:: What the task asks ::
Every line that holds the string "powtarzania" is to be identified and copied.
── Entries provided
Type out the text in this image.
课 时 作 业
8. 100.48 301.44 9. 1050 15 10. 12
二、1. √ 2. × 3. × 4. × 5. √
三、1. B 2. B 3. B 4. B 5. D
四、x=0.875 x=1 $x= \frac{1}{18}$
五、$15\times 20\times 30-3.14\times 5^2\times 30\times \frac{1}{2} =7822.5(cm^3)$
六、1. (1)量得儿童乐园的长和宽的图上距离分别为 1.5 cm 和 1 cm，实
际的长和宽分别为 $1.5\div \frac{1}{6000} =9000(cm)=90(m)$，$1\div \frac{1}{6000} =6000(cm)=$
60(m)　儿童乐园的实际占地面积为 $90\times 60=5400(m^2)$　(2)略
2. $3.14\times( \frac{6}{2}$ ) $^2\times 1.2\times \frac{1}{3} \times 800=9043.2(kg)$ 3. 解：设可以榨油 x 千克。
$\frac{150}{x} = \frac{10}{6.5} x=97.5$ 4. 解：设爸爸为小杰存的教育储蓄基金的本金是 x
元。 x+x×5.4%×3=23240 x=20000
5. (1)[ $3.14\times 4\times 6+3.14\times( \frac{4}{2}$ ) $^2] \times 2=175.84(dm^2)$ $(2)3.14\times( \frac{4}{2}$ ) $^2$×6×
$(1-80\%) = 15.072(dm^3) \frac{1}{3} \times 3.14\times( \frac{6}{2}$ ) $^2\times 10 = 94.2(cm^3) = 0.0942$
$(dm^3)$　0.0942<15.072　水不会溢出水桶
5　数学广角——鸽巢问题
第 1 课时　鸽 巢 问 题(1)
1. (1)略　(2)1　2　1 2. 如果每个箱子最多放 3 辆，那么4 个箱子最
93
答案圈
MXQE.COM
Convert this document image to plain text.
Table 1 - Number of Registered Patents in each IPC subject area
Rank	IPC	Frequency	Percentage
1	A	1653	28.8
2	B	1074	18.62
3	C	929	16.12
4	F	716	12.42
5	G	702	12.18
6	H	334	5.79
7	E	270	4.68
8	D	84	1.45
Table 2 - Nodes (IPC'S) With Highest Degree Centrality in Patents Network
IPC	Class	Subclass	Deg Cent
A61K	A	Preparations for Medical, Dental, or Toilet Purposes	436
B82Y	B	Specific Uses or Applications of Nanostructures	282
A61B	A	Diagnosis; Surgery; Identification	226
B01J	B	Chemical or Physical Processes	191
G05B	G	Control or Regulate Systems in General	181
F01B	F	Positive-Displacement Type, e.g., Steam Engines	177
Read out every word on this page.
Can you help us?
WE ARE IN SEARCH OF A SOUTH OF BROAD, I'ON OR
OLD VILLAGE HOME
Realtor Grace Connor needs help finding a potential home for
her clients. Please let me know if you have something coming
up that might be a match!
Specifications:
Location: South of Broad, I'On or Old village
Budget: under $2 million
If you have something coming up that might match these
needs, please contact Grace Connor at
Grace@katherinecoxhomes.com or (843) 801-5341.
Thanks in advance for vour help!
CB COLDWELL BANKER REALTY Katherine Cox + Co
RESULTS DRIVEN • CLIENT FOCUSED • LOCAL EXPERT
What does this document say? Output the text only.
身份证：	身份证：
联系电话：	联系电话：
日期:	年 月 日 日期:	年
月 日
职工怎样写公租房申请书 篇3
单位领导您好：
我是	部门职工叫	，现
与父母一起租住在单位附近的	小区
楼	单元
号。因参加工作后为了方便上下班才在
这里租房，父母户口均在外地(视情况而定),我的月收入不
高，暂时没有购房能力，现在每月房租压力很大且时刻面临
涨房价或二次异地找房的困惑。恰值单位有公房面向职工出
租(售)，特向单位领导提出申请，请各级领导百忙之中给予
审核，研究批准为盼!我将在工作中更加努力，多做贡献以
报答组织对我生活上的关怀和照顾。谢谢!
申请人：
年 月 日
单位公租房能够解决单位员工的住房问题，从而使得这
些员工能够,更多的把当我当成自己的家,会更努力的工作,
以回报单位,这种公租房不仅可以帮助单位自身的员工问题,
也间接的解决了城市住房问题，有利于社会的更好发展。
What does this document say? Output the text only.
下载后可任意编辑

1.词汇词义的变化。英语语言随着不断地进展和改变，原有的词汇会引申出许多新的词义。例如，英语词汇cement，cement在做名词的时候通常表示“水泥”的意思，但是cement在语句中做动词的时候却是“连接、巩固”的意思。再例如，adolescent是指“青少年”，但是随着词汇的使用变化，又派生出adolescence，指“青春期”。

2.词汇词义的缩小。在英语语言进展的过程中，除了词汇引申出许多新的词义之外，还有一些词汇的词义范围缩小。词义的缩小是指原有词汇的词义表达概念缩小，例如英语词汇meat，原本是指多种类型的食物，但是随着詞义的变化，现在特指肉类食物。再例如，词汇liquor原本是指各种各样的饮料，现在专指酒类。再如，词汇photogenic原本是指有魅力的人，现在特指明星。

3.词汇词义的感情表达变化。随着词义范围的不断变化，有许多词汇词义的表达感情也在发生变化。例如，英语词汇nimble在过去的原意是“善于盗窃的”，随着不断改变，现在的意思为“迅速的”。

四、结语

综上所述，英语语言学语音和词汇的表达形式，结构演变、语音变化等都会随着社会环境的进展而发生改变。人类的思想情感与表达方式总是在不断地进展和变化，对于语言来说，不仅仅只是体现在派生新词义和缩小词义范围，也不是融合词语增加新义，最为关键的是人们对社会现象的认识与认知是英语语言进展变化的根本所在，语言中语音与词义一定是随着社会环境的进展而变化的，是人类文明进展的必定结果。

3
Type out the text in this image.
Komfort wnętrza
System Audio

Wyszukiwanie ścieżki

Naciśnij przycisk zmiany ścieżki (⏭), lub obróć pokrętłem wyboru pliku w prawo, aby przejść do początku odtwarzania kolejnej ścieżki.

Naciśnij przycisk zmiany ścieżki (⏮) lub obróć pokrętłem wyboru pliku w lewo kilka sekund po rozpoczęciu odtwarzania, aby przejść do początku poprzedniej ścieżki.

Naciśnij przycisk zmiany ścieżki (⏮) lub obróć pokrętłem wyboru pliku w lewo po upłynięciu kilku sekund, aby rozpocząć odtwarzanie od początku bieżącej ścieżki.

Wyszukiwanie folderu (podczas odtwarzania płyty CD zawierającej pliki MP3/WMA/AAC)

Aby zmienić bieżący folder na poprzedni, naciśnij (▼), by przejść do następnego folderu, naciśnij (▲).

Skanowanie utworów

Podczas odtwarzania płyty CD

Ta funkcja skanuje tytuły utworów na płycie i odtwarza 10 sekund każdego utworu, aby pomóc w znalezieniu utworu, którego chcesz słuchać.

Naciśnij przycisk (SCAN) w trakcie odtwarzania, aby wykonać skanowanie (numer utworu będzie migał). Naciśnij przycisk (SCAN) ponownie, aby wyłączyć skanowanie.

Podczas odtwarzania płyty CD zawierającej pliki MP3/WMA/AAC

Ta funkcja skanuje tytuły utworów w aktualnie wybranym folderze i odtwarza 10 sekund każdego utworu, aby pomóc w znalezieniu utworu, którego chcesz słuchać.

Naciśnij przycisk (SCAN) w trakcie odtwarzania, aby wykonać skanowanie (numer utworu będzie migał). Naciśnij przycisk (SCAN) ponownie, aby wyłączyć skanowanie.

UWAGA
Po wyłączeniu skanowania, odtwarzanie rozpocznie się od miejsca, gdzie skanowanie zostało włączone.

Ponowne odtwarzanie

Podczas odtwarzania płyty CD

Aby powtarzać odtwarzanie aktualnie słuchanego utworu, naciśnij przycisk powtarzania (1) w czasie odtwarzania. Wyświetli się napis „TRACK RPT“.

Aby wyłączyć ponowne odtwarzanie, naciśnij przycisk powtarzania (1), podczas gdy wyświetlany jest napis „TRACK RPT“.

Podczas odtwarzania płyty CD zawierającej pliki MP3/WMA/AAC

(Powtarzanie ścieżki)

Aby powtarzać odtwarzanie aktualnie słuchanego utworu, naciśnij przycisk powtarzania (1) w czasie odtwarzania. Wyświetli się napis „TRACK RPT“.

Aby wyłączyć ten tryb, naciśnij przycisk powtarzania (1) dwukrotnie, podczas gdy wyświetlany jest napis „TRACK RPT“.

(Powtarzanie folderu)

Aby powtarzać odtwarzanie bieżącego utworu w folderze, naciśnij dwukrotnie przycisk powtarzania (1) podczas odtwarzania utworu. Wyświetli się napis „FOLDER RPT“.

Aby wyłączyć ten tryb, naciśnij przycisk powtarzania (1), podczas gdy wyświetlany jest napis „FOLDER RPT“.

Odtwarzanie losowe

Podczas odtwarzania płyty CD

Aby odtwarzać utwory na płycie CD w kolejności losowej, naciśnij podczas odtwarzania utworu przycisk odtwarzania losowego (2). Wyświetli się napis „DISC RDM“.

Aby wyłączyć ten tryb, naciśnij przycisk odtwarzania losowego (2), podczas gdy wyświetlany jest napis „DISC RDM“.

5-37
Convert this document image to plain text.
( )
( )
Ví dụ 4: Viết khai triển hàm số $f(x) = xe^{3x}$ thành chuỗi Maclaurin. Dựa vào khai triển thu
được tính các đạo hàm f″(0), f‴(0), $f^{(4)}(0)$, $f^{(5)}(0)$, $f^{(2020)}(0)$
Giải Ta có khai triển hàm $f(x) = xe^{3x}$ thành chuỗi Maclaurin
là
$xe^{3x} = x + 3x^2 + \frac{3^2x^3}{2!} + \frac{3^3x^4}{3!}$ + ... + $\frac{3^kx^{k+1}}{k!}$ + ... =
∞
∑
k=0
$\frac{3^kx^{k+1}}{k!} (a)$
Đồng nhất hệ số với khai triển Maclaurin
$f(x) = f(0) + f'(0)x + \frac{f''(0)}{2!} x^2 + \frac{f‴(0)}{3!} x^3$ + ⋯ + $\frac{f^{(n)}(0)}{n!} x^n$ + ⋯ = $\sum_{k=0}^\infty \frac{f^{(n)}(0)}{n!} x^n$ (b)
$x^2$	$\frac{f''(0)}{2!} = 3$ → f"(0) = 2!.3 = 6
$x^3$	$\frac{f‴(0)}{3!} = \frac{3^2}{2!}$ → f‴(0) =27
────
:: Answer to this exercise ::
Aby powtarzać odtwarzanie aktualnie słuchanego utworu, naciśnij przycisk powtarzania (1) w czasie odtwarzania. Wyświetli się napis „TRACK RPT“.
Aby wyłączyć ponowne odtwarzanie, naciśnij przycisk powtarzania (1), podczas gdy wyświetlany jest napis „TRACK RPT“.
Aby powtarzać odtwarzanie aktualnie słuchanego utworu, naciśnij przycisk powtarzania (1) w czasie odtwarzania. Wyświetli się napis „TRACK RPT“.
Aby wyłączyć ten tryb, naciśnij przycisk powtarzania (1) dwukrotnie, podczas gdy wyświetlany jest napis „TRACK RPT“.
Aby powtarzać odtwarzanie bieżącego utworu w folderze, naciśnij dwukrotnie przycisk powtarzania (1) podczas odtwarzania utworu. Wyświetli się napis „FOLDER RPT“.
Aby wyłączyć ten tryb, naciśnij przycisk powtarzania (1), podczas gdy wyświetlany jest napis „FOLDER RPT“.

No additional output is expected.